YOUR OBJECTIVE. Return every record below exactly as written, omitting any pictures.

(A block of data)

* START *

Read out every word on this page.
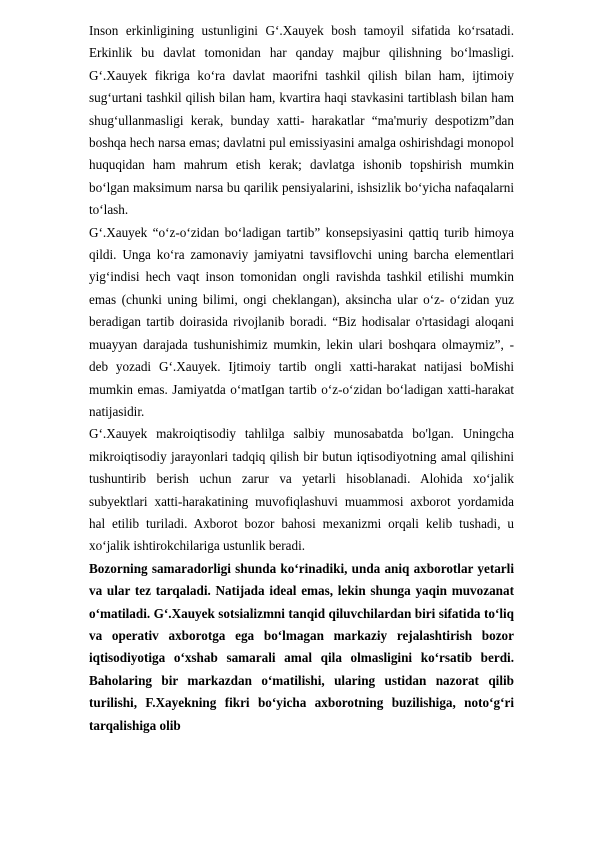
Inson erkinligining ustunligini G‘.Xauyek bosh tamoyil sifatida ko‘rsatadi. Erkinlik bu davlat tomonidan har qanday majbur qilishning bo‘lmasligi. G‘.Xauyek fikriga ko‘ra davlat maorifni tashkil qilish bilan ham, ijtimoiy sug‘urtani tashkil qilish bilan ham, kvartira haqi stavkasini tartiblash bilan ham shug‘ullanmasligi kerak, bunday xatti- harakatlar “ma'muriy despotizm”dan boshqa hech narsa emas; davlatni pul emissiyasini amalga oshirishdagi monopol huquqidan ham mahrum etish kerak; davlatga ishonib topshirish mumkin bo‘lgan maksimum narsa bu qarilik pensiyalarini, ishsizlik bo‘yicha nafaqalarni to‘lash.

G‘.Xauyek “o‘z-o‘zidan bo‘ladigan tartib” konsepsiyasini qattiq turib himoya qildi. Unga ko‘ra zamonaviy jamiyatni tavsiflovchi uning barcha elementlari yig‘indisi hech vaqt inson tomonidan ongli ravishda tashkil etilishi mumkin emas (chunki uning bilimi, ongi cheklangan), aksincha ular o‘z- o‘zidan yuz beradigan tartib doirasida rivojlanib boradi. “Biz hodisalar o'rtasidagi aloqani muayyan darajada tushunishimiz mumkin, lekin ulari boshqara olmaymiz”, - deb yozadi G‘.Xauyek. Ijtimoiy tartib ongli xatti-harakat natijasi boMishi mumkin emas. Jamiyatda o‘matIgan tartib o‘z-o‘zidan bo‘ladigan xatti-harakat natijasidir.

G‘.Xauyek makroiqtisodiy tahlilga salbiy munosabatda bo'lgan. Uningcha mikroiqtisodiy jarayonlari tadqiq qilish bir butun iqtisodiyotning amal qilishini tushuntirib berish uchun zarur va yetarli hisoblanadi. Alohida xo‘jalik subyektlari xatti-harakatining muvofiqlashuvi muammosi axborot yordamida hal etilib turiladi. Axborot bozor bahosi mexanizmi orqali kelib tushadi, u xo‘jalik ishtirokchilariga ustunlik beradi.

Bozorning samaradorligi shunda ko‘rinadiki, unda aniq axborotlar yetarli va ular tez tarqaladi. Natijada ideal emas, lekin shunga yaqin muvozanat o‘matiladi. G‘.Xauyek sotsializmni tanqid qiluvchilardan biri sifatida to‘liq va operativ axborotga ega bo‘lmagan markaziy rejalashtirish bozor iqtisodiyotiga o‘xshab samarali amal qila olmasligini ko‘rsatib berdi. Baholaring bir markazdan o‘matilishi, ularing ustidan nazorat qilib turilishi, F.Xayekning fikri bo‘yicha axborotning buzilishiga, noto‘g‘ri tarqalishiga olib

* END *

IN RESPONSE.
Read out every word on this page.
Inson erkinligining ustunligini G‘.Xauyek bosh tamoyil sifatida ko‘rsatadi. Erkinlik bu davlat tomonidan har qanday majbur qilishning bo‘lmasligi. G‘.Xauyek fikriga ko‘ra davlat maorifni tashkil qilish bilan ham, ijtimoiy sug‘urtani tashkil qilish bilan ham, kvartira haqi stavkasini tartiblash bilan ham shug‘ullanmasligi kerak, bunday xatti- harakatlar “ma'muriy despotizm”dan boshqa hech narsa emas; davlatni pul emissiyasini amalga oshirishdagi monopol huquqidan ham mahrum etish kerak; davlatga ishonib topshirish mumkin bo‘lgan maksimum narsa bu qarilik pensiyalarini, ishsizlik bo‘yicha nafaqalarni to‘lash.

G‘.Xauyek “o‘z-o‘zidan bo‘ladigan tartib” konsepsiyasini qattiq turib himoya qildi. Unga ko‘ra zamonaviy jamiyatni tavsiflovchi uning barcha elementlari yig‘indisi hech vaqt inson tomonidan ongli ravishda tashkil etilishi mumkin emas (chunki uning bilimi, ongi cheklangan), aksincha ular o‘z- o‘zidan yuz beradigan tartib doirasida rivojlanib boradi. “Biz hodisalar o'rtasidagi aloqani muayyan darajada tushunishimiz mumkin, lekin ulari boshqara olmaymiz”, - deb yozadi G‘.Xauyek. Ijtimoiy tartib ongli xatti-harakat natijasi boMishi mumkin emas. Jamiyatda o‘matIgan tartib o‘z-o‘zidan bo‘ladigan xatti-harakat natijasidir.

G‘.Xauyek makroiqtisodiy tahlilga salbiy munosabatda bo'lgan. Uningcha mikroiqtisodiy jarayonlari tadqiq qilish bir butun iqtisodiyotning amal qilishini tushuntirib berish uchun zarur va yetarli hisoblanadi. Alohida xo‘jalik subyektlari xatti-harakatining muvofiqlashuvi muammosi axborot yordamida hal etilib turiladi. Axborot bozor bahosi mexanizmi orqali kelib tushadi, u xo‘jalik ishtirokchilariga ustunlik beradi.

Bozorning samaradorligi shunda ko‘rinadiki, unda aniq axborotlar yetarli va ular tez tarqaladi. Natijada ideal emas, lekin shunga yaqin muvozanat o‘matiladi. G‘.Xauyek sotsializmni tanqid qiluvchilardan biri sifatida to‘liq va operativ axborotga ega bo‘lmagan markaziy rejalashtirish bozor iqtisodiyotiga o‘xshab samarali amal qila olmasligini ko‘rsatib berdi. Baholaring bir markazdan o‘matilishi, ularing ustidan nazorat qilib turilishi, F.Xayekning fikri bo‘yicha axborotning buzilishiga, noto‘g‘ri tarqalishiga olib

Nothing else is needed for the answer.